Problem to solve →
Locate the lines where "Onion" occurs and copy them as they stand.

Records for this task →
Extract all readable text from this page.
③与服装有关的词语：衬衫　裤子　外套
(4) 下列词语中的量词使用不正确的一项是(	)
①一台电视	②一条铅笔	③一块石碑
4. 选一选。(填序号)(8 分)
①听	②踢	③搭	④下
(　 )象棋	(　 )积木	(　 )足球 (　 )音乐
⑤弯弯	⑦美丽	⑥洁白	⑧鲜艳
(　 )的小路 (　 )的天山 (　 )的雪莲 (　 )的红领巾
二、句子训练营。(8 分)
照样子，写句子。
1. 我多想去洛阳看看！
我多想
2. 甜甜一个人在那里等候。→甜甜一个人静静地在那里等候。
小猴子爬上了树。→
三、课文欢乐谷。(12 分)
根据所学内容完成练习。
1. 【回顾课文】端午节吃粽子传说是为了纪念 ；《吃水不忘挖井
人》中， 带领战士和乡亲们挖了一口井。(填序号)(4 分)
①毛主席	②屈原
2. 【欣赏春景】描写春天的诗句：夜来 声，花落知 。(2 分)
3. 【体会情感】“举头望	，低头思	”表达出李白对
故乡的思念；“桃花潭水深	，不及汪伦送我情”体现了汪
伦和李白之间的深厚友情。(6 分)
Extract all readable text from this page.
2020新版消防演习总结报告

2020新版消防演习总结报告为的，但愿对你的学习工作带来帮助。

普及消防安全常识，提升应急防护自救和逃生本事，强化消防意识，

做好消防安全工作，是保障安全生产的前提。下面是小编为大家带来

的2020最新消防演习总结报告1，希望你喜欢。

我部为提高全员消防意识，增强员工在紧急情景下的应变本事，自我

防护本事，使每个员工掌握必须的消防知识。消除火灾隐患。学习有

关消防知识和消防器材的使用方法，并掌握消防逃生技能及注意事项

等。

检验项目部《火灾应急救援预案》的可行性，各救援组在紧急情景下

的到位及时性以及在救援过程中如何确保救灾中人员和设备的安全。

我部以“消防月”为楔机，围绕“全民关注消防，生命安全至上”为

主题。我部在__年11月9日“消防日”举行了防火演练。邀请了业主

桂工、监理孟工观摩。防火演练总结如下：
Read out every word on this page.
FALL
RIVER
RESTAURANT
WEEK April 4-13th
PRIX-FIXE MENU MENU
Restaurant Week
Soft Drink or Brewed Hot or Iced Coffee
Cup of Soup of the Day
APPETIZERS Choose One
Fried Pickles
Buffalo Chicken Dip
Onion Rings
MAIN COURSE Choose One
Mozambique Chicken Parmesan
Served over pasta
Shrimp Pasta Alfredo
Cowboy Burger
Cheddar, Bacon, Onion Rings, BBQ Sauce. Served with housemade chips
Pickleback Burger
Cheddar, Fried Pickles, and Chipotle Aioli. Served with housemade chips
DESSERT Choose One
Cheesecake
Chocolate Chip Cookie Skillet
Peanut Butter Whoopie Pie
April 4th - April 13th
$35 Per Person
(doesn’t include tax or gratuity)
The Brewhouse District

The answer →
Onion Rings
Cheddar, Bacon, Onion Rings, BBQ Sauce. Served with housemade chips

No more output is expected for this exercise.